[Stored data]
--- BEGIN ---

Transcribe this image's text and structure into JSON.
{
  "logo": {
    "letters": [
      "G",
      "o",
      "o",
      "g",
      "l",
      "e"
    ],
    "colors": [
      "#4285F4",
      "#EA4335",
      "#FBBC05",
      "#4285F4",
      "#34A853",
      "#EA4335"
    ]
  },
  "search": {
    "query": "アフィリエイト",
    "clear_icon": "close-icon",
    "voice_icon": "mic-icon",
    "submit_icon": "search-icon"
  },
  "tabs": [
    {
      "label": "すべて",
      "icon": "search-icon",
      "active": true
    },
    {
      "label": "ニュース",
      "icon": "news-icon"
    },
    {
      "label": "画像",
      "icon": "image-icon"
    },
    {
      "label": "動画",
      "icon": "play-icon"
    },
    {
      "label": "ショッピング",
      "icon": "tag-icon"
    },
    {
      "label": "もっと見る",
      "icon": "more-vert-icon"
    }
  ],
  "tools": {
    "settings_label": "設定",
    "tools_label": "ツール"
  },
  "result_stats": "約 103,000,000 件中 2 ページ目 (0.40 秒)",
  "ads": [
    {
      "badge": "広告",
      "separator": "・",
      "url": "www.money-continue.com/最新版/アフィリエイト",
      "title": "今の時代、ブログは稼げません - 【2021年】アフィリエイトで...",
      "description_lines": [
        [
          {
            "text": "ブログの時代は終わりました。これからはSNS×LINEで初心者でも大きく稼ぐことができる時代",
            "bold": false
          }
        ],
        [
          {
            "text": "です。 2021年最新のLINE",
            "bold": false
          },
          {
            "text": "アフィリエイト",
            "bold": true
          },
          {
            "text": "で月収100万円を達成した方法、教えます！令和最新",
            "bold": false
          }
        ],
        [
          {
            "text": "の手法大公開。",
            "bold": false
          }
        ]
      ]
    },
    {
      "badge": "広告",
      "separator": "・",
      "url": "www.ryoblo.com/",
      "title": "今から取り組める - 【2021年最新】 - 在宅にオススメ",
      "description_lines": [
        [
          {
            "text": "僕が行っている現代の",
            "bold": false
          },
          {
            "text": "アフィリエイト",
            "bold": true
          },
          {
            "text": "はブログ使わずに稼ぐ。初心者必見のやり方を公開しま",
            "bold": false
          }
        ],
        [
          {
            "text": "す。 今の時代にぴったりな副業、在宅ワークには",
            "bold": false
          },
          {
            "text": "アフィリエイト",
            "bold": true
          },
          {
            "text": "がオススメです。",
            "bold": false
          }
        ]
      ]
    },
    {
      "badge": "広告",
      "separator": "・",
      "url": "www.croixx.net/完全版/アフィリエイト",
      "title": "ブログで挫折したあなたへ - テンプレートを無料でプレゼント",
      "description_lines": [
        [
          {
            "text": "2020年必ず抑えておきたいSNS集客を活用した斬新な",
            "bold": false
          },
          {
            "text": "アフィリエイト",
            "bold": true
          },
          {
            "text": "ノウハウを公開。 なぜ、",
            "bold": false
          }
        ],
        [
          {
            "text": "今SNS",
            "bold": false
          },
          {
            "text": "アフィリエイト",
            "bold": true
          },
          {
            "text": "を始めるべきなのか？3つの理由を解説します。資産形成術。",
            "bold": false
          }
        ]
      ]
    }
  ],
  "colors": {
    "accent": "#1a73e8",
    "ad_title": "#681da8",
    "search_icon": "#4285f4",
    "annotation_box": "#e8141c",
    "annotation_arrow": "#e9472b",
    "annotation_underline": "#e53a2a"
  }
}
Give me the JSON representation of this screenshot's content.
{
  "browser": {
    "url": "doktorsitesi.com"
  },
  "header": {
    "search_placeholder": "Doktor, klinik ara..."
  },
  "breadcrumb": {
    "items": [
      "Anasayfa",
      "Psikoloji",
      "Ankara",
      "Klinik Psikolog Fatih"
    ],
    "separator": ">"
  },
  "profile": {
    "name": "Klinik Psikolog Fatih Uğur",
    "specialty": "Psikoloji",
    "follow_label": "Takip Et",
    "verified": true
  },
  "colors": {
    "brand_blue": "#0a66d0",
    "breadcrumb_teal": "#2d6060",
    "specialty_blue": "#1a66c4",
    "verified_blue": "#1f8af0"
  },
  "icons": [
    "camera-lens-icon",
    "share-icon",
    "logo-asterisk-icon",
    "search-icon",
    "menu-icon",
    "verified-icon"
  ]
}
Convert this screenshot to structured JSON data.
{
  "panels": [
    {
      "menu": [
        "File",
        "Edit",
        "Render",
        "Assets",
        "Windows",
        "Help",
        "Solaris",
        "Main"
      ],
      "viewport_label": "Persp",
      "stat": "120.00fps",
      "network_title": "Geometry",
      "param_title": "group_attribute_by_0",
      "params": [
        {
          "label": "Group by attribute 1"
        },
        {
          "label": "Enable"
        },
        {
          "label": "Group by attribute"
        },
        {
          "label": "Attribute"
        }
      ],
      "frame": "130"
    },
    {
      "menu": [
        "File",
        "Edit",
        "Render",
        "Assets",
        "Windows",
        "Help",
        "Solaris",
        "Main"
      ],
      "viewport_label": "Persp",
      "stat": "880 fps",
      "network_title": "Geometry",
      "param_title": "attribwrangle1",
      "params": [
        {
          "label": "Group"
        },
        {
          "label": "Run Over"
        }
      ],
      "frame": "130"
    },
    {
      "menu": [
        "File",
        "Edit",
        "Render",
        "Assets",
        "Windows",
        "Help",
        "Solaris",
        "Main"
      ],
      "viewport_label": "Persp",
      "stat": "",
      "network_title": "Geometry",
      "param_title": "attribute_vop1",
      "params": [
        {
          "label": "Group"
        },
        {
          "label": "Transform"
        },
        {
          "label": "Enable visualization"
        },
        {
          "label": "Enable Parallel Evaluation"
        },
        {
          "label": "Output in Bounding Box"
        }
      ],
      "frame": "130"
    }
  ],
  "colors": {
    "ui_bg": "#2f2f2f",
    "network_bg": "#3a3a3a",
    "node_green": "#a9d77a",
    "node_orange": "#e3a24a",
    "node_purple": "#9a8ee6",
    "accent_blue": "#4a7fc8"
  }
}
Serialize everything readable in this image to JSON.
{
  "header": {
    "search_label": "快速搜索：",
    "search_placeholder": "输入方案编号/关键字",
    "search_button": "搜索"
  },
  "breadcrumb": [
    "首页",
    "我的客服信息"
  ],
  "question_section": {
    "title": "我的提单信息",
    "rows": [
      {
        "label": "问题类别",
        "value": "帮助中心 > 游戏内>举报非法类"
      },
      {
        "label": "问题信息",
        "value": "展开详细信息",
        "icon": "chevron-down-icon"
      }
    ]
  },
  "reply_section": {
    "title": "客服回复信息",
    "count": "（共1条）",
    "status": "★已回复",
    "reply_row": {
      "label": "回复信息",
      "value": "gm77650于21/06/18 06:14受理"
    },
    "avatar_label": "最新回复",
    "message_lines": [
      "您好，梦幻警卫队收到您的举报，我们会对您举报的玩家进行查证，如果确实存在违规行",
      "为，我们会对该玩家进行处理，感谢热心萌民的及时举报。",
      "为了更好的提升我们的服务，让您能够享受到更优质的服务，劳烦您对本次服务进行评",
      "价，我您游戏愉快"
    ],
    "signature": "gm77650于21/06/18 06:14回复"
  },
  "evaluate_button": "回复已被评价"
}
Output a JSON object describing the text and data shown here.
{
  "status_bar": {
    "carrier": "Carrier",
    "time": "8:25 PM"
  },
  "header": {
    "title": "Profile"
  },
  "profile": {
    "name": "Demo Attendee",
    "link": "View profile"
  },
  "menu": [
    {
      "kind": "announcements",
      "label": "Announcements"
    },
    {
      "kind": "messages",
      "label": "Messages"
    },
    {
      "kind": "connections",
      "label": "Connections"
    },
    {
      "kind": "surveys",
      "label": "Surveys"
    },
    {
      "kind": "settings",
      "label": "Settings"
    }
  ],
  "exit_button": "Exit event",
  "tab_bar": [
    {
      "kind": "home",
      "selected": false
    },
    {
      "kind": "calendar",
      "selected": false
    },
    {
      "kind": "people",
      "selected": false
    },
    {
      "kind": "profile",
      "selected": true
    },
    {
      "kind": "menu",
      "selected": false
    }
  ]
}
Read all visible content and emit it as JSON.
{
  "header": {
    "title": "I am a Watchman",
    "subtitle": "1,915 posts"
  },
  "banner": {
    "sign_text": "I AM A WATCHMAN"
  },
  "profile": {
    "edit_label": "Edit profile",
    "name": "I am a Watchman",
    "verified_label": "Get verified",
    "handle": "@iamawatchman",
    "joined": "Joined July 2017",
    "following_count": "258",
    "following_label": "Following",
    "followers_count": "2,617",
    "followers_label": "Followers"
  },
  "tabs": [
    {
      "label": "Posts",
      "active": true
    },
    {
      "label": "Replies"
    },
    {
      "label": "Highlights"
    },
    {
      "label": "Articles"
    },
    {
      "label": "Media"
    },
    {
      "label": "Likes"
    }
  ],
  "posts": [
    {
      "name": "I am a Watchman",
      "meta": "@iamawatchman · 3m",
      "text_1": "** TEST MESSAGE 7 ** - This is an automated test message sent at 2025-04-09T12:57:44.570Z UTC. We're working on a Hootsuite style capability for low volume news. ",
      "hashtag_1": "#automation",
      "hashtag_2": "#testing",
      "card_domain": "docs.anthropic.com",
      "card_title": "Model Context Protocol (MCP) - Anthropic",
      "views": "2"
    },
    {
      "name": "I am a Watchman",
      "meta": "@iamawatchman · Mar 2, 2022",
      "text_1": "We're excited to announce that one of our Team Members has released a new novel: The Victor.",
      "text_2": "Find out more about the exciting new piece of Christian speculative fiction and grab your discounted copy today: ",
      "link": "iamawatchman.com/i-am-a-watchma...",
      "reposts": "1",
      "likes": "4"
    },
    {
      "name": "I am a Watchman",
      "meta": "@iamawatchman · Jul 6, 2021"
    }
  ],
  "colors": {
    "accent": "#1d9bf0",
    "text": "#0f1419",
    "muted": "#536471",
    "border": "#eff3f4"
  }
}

--- END ---

# OBJECTIVE:
In how many lines does the word "Psikolog" appear? Respond with the number alone.

# REPLY TO THE EXERCISE:
2